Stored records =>
=====

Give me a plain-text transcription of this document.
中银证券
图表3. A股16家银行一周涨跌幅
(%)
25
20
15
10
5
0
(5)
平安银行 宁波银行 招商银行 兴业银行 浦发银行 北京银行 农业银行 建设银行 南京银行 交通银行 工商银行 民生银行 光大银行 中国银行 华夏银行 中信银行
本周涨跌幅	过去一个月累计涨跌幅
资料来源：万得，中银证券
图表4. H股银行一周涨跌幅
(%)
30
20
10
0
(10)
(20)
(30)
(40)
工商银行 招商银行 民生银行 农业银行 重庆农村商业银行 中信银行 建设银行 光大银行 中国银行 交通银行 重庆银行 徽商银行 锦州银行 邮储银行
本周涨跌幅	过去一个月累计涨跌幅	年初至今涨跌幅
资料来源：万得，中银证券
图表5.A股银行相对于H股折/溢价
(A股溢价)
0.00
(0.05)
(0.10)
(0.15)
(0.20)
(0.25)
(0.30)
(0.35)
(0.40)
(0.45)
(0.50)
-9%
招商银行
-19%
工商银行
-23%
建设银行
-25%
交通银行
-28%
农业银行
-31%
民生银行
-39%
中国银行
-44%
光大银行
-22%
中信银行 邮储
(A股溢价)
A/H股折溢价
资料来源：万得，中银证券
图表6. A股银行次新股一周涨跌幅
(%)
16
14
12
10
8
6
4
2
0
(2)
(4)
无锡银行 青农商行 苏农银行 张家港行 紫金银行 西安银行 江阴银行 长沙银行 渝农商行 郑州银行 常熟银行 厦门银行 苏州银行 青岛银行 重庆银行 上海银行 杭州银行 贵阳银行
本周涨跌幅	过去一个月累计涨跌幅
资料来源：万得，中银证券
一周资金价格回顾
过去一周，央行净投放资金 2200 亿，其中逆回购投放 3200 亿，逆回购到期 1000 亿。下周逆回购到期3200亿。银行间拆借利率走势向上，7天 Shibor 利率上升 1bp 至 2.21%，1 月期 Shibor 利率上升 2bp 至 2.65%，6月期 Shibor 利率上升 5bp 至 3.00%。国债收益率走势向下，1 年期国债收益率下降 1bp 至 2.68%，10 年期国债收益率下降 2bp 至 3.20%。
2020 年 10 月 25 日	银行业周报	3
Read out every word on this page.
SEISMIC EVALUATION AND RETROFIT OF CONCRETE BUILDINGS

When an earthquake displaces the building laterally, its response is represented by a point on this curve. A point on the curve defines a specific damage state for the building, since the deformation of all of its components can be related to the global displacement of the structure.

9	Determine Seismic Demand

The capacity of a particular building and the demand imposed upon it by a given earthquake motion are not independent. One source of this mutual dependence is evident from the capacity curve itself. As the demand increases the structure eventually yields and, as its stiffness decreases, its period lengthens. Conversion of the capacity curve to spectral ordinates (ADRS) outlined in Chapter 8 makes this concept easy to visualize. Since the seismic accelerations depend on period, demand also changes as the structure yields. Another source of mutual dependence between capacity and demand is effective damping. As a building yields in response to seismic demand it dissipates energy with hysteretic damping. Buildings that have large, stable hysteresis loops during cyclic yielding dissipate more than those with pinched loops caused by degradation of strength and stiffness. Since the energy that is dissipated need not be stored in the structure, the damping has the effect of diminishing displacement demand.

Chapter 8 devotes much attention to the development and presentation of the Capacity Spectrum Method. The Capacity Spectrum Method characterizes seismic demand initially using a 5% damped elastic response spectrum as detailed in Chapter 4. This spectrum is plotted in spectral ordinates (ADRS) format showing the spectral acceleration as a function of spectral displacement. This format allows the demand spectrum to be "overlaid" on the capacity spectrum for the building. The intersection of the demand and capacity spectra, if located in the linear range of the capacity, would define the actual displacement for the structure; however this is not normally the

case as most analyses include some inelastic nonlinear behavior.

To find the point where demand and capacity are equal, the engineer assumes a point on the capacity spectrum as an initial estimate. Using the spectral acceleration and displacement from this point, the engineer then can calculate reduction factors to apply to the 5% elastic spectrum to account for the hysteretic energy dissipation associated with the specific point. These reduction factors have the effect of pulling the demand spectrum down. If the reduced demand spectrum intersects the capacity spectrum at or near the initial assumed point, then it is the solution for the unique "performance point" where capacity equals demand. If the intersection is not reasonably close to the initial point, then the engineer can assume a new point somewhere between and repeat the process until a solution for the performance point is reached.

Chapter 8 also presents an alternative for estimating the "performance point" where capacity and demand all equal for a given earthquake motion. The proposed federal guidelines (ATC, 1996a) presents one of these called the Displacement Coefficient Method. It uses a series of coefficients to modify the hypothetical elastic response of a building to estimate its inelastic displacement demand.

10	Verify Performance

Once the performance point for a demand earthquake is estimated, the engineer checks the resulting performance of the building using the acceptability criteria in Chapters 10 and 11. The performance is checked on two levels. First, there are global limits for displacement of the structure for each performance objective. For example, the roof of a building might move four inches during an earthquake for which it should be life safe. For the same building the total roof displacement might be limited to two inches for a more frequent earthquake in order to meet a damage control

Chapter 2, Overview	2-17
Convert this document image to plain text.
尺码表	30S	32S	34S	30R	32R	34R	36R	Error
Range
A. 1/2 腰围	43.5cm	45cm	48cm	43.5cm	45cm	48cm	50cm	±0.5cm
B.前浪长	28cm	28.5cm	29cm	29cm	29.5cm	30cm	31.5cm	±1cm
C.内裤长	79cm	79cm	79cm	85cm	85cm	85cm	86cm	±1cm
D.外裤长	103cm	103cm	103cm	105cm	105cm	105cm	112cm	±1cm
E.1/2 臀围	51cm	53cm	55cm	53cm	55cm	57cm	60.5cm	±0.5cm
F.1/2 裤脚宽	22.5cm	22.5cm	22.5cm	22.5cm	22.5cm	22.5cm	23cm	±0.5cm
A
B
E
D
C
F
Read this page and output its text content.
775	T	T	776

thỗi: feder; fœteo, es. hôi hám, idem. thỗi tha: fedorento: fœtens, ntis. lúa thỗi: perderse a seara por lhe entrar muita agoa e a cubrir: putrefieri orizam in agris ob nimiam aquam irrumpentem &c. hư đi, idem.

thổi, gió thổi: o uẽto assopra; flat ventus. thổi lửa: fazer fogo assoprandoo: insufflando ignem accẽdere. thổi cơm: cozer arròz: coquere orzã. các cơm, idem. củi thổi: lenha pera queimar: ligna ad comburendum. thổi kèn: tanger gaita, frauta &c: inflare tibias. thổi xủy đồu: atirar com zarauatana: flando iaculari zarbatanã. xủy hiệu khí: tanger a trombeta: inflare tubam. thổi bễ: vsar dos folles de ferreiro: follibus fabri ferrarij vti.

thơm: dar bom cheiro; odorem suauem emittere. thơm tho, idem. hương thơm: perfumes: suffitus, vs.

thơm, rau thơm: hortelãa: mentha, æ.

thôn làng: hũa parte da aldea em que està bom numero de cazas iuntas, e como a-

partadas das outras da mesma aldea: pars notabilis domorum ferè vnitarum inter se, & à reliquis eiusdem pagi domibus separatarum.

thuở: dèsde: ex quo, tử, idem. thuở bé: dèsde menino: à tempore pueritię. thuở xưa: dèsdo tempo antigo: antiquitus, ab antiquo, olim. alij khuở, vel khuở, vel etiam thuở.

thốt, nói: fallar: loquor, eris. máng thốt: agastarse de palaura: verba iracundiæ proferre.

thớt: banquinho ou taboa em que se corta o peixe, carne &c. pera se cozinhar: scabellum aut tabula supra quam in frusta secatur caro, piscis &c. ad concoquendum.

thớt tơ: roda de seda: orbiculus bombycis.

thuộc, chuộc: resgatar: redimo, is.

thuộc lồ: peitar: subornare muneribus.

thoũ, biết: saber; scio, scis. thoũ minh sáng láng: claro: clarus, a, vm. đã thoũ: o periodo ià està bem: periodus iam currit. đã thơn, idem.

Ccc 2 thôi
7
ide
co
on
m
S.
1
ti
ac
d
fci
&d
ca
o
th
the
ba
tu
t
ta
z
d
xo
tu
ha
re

=====

Of all the lines above, how many contain "motion"? Give the number and nothing more.

2